━━━ Information shown

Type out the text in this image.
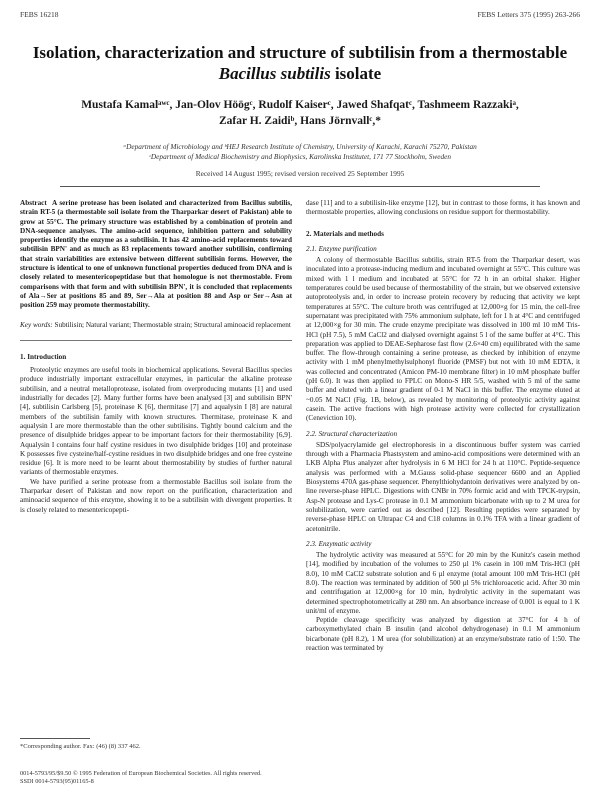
FEBS 16218	FEBS Letters 375 (1995) 263-266
Isolation, characterization and structure of subtilisin from a thermostable
Bacillus subtilis isolate
Mustafa Kamalᵃʷᶜ, Jan-Olov Höögᶜ, Rudolf Kaiserᶜ, Jawed Shafqatᶜ, Tashmeem Razzakiᵃ,
Zafar H. Zaidiᵇ, Hans Jörnvallᶜ,*
ᵃDepartment of Microbiology and ᵇHEJ Research Institute of Chemistry, University of Karachi, Karachi 75270, Pakistan
ᶜDepartment of Medical Biochemistry and Biophysics, Karolinska Institutet, 171 77 Stockholm, Sweden
Received 14 August 1995; revised version received 25 September 1995
Abstract A serine protease has been isolated and characterized from Bacillus subtilis, strain RT-5 (a thermostable soil isolate from the Tharparkar desert of Pakistan) able to grow at 55°C. The primary structure was established by a combination of protein and DNA-sequence analyses. The amino-acid sequence, inhibition pattern and solubility properties identify the enzyme as a subtilisin. It has 42 amino-acid replacements toward subtilisin BPN' and as much as 83 replacements toward another subtilisin, confirming that strain variabilities are extensive between different subtilisin forms. However, the structure is identical to one of unknown functional properties deduced from DNA and is closely related to mesentericopeptidase but that homologue is not thermostable. From comparisons with that form and with subtilisin BPN', it is concluded that replacements of Ala→Ser at positions 85 and 89, Ser→Ala at position 88 and Asp or Ser→Asn at position 259 may promote thermostability.
Key words: Subtilisin; Natural variant; Thermostable strain; Structural aminoacid replacement
1. Introduction

Proteolytic enzymes are useful tools in biochemical applications. Several Bacillus species produce industrially important extracellular enzymes, in particular the alkaline protease subtilisin, and a neutral metalloprotease, isolated from overproducing mutants [1] and used industrially for decades [2]. Many further forms have been analysed [3] and subtilisin BPN' [4], subtilisin Carlsberg [5], proteinase K [6], thermitase [7] and aqualysin I [8] are natural members of the subtilisin family with known structures. Thermitase, proteinase K and aqualysin I are more thermostable than the other subtilisins. Tightly bound calcium and the presence of disulphide bridges appear to be important factors for their thermostability [6,9]. Aqualysin I contains four half cystine residues in two disulphide bridges [10] and proteinase K possesses five cysteine/half-cystine residues in two disulphide bridges and one free cysteine residue [6]. It is more need to be learnt about thermostability by studies of further natural variants of thermostable enzymes.

We have purified a serine protease from a thermostable Bacillus soil isolate from the Tharparkar desert of Pakistan and now report on the purification, characterization and aminoacid sequence of this enzyme, showing it to be a subtilisin with divergent properties. It is closely related to mesentericopepti-

dase [11] and to a subtilisin-like enzyme [12], but in contrast to those forms, it has known and thermostable properties, allowing conclusions on residue support for thermostability.

2. Materials and methods
2.1. Enzyme purification

A colony of thermostable Bacillus subtilis, strain RT-5 from the Tharparkar desert, was inoculated into a protease-inducing medium and incubated overnight at 55°C. This culture was mixed with 1 l medium and incubated at 55°C for 72 h in an orbital shaker. Higher temperatures could be used because of thermostability of the strain, but we observed extensive autoproteolysis and, in order to increase protein recovery by reducing that activity we kept temperatures at 55°C. The culture broth was centrifuged at 12,000×g for 15 min, the cell-free supernatant was precipitated with 75% ammonium sulphate, left for 1 h at 4°C and centrifuged at 12,000×g for 30 min. The crude enzyme precipitate was dissolved in 100 ml 10 mM Tris-HCl (pH 7.5), 5 mM CaCl2 and dialysed overnight against 5 l of the same buffer at 4°C. This preparation was applied to DEAE-Sepharose fast flow (2.6×40 cm) equilibrated with the same buffer. The flow-through containing a serine protease, as checked by inhibition of enzyme activity with 1 mM phenylmethylsulphonyl fluoride (PMSF) but not with 10 mM EDTA, it was collected and concentrated (Amicon PM-10 membrane filter) in 10 mM phosphate buffer (pH 6.0). It was then applied to FPLC on Mono-S HR 5/5, washed with 5 ml of the same buffer and eluted with a linear gradient of 0-1 M NaCl in this buffer. The enzyme eluted at ~0.05 M NaCl (Fig. 1B, below), as revealed by monitoring of proteolytic activity against casein. The active fractions with high protease activity were collected for crystallization (Ceneviction 10).

2.2. Structural characterization

SDS/polyacrylamide gel electrophoresis in a discontinuous buffer system was carried through with a Pharmacia Phastsystem and amino-acid compositions were determined with an LKB Alpha Plus analyzer after hydrolysis in 6 M HCl for 24 h at 110°C. Peptide-sequence analysis was performed with a M.Gauss solid-phase sequencer 6600 and an Applied Biosystems 470A gas-phase sequencer. Phenylthiohydantoin derivatives were analyzed by on-line reverse-phase HPLC. Digestions with CNBr in 70% formic acid and with TPCK-trypsin, Asp-N protease and Lys-C protease in 0.1 M ammonium bicarbonate with up to 2 M urea for solubilization, were carried out as described [12]. Resulting peptides were separated by reverse-phase HPLC on Ultrapac C4 and C18 columns in 0.1% TFA with a linear gradient of acetonitrile.

2.3. Enzymatic activity

The hydrolytic activity was measured at 55°C for 20 min by the Kunitz's casein method [14], modified by incubation of the volumes to 250 µl 1% casein in 100 mM Tris-HCl (pH 8.0), 10 mM CaCl2 substrate solution and 6 µl enzyme (total amount 100 mM Tris-HCl (pH 8.0). The reaction was terminated by addition of 500 µl 5% trichloroacetic acid. After 30 min and centrifugation at 12,000×g for 10 min, hydrolytic activity in the supernatant was determined spectrophotometrically at 280 nm. An absorbance increase of 0.001 is equal to 1 K unit/ml of enzyme.

Peptide cleavage specificity was analyzed by digestion at 37°C for 4 h of carboxymethylated chain B insulin (and alcohol dehydrogenase) in 0.1 M ammonium bicarbonate (pH 8.2), 1 M urea (for solubilization) at an enzyme/substrate ratio of 1:50. The reaction was terminated by

*Corresponding author. Fax: (46) (8) 337 462.
0014-5793/95/$9.50 © 1995 Federation of European Biochemical Societies. All rights reserved.
SSDI 0014-5793(95)01165-8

━━━━━━

◆ Exercise brief ◆
Repeat each line of the records exactly. Do not include the pictures.

◆ Task result ◆
Type out the text in this image.
FEBS 16218	FEBS Letters 375 (1995) 263-266
Isolation, characterization and structure of subtilisin from a thermostable
Bacillus subtilis isolate
Mustafa Kamalᵃʷᶜ, Jan-Olov Höögᶜ, Rudolf Kaiserᶜ, Jawed Shafqatᶜ, Tashmeem Razzakiᵃ,
Zafar H. Zaidiᵇ, Hans Jörnvallᶜ,*
ᵃDepartment of Microbiology and ᵇHEJ Research Institute of Chemistry, University of Karachi, Karachi 75270, Pakistan
ᶜDepartment of Medical Biochemistry and Biophysics, Karolinska Institutet, 171 77 Stockholm, Sweden
Received 14 August 1995; revised version received 25 September 1995
Abstract A serine protease has been isolated and characterized from Bacillus subtilis, strain RT-5 (a thermostable soil isolate from the Tharparkar desert of Pakistan) able to grow at 55°C. The primary structure was established by a combination of protein and DNA-sequence analyses. The amino-acid sequence, inhibition pattern and solubility properties identify the enzyme as a subtilisin. It has 42 amino-acid replacements toward subtilisin BPN' and as much as 83 replacements toward another subtilisin, confirming that strain variabilities are extensive between different subtilisin forms. However, the structure is identical to one of unknown functional properties deduced from DNA and is closely related to mesentericopeptidase but that homologue is not thermostable. From comparisons with that form and with subtilisin BPN', it is concluded that replacements of Ala→Ser at positions 85 and 89, Ser→Ala at position 88 and Asp or Ser→Asn at position 259 may promote thermostability.
Key words: Subtilisin; Natural variant; Thermostable strain; Structural aminoacid replacement
1. Introduction

Proteolytic enzymes are useful tools in biochemical applications. Several Bacillus species produce industrially important extracellular enzymes, in particular the alkaline protease subtilisin, and a neutral metalloprotease, isolated from overproducing mutants [1] and used industrially for decades [2]. Many further forms have been analysed [3] and subtilisin BPN' [4], subtilisin Carlsberg [5], proteinase K [6], thermitase [7] and aqualysin I [8] are natural members of the subtilisin family with known structures. Thermitase, proteinase K and aqualysin I are more thermostable than the other subtilisins. Tightly bound calcium and the presence of disulphide bridges appear to be important factors for their thermostability [6,9]. Aqualysin I contains four half cystine residues in two disulphide bridges [10] and proteinase K possesses five cysteine/half-cystine residues in two disulphide bridges and one free cysteine residue [6]. It is more need to be learnt about thermostability by studies of further natural variants of thermostable enzymes.

We have purified a serine protease from a thermostable Bacillus soil isolate from the Tharparkar desert of Pakistan and now report on the purification, characterization and aminoacid sequence of this enzyme, showing it to be a subtilisin with divergent properties. It is closely related to mesentericopepti-

dase [11] and to a subtilisin-like enzyme [12], but in contrast to those forms, it has known and thermostable properties, allowing conclusions on residue support for thermostability.

2. Materials and methods
2.1. Enzyme purification

A colony of thermostable Bacillus subtilis, strain RT-5 from the Tharparkar desert, was inoculated into a protease-inducing medium and incubated overnight at 55°C. This culture was mixed with 1 l medium and incubated at 55°C for 72 h in an orbital shaker. Higher temperatures could be used because of thermostability of the strain, but we observed extensive autoproteolysis and, in order to increase protein recovery by reducing that activity we kept temperatures at 55°C. The culture broth was centrifuged at 12,000×g for 15 min, the cell-free supernatant was precipitated with 75% ammonium sulphate, left for 1 h at 4°C and centrifuged at 12,000×g for 30 min. The crude enzyme precipitate was dissolved in 100 ml 10 mM Tris-HCl (pH 7.5), 5 mM CaCl2 and dialysed overnight against 5 l of the same buffer at 4°C. This preparation was applied to DEAE-Sepharose fast flow (2.6×40 cm) equilibrated with the same buffer. The flow-through containing a serine protease, as checked by inhibition of enzyme activity with 1 mM phenylmethylsulphonyl fluoride (PMSF) but not with 10 mM EDTA, it was collected and concentrated (Amicon PM-10 membrane filter) in 10 mM phosphate buffer (pH 6.0). It was then applied to FPLC on Mono-S HR 5/5, washed with 5 ml of the same buffer and eluted with a linear gradient of 0-1 M NaCl in this buffer. The enzyme eluted at ~0.05 M NaCl (Fig. 1B, below), as revealed by monitoring of proteolytic activity against casein. The active fractions with high protease activity were collected for crystallization (Ceneviction 10).

2.2. Structural characterization

SDS/polyacrylamide gel electrophoresis in a discontinuous buffer system was carried through with a Pharmacia Phastsystem and amino-acid compositions were determined with an LKB Alpha Plus analyzer after hydrolysis in 6 M HCl for 24 h at 110°C. Peptide-sequence analysis was performed with a M.Gauss solid-phase sequencer 6600 and an Applied Biosystems 470A gas-phase sequencer. Phenylthiohydantoin derivatives were analyzed by on-line reverse-phase HPLC. Digestions with CNBr in 70% formic acid and with TPCK-trypsin, Asp-N protease and Lys-C protease in 0.1 M ammonium bicarbonate with up to 2 M urea for solubilization, were carried out as described [12]. Resulting peptides were separated by reverse-phase HPLC on Ultrapac C4 and C18 columns in 0.1% TFA with a linear gradient of acetonitrile.

2.3. Enzymatic activity

The hydrolytic activity was measured at 55°C for 20 min by the Kunitz's casein method [14], modified by incubation of the volumes to 250 µl 1% casein in 100 mM Tris-HCl (pH 8.0), 10 mM CaCl2 substrate solution and 6 µl enzyme (total amount 100 mM Tris-HCl (pH 8.0). The reaction was terminated by addition of 500 µl 5% trichloroacetic acid. After 30 min and centrifugation at 12,000×g for 10 min, hydrolytic activity in the supernatant was determined spectrophotometrically at 280 nm. An absorbance increase of 0.001 is equal to 1 K unit/ml of enzyme.

Peptide cleavage specificity was analyzed by digestion at 37°C for 4 h of carboxymethylated chain B insulin (and alcohol dehydrogenase) in 0.1 M ammonium bicarbonate (pH 8.2), 1 M urea (for solubilization) at an enzyme/substrate ratio of 1:50. The reaction was terminated by

*Corresponding author. Fax: (46) (8) 337 462.
0014-5793/95/$9.50 © 1995 Federation of European Biochemical Societies. All rights reserved.
SSDI 0014-5793(95)01165-8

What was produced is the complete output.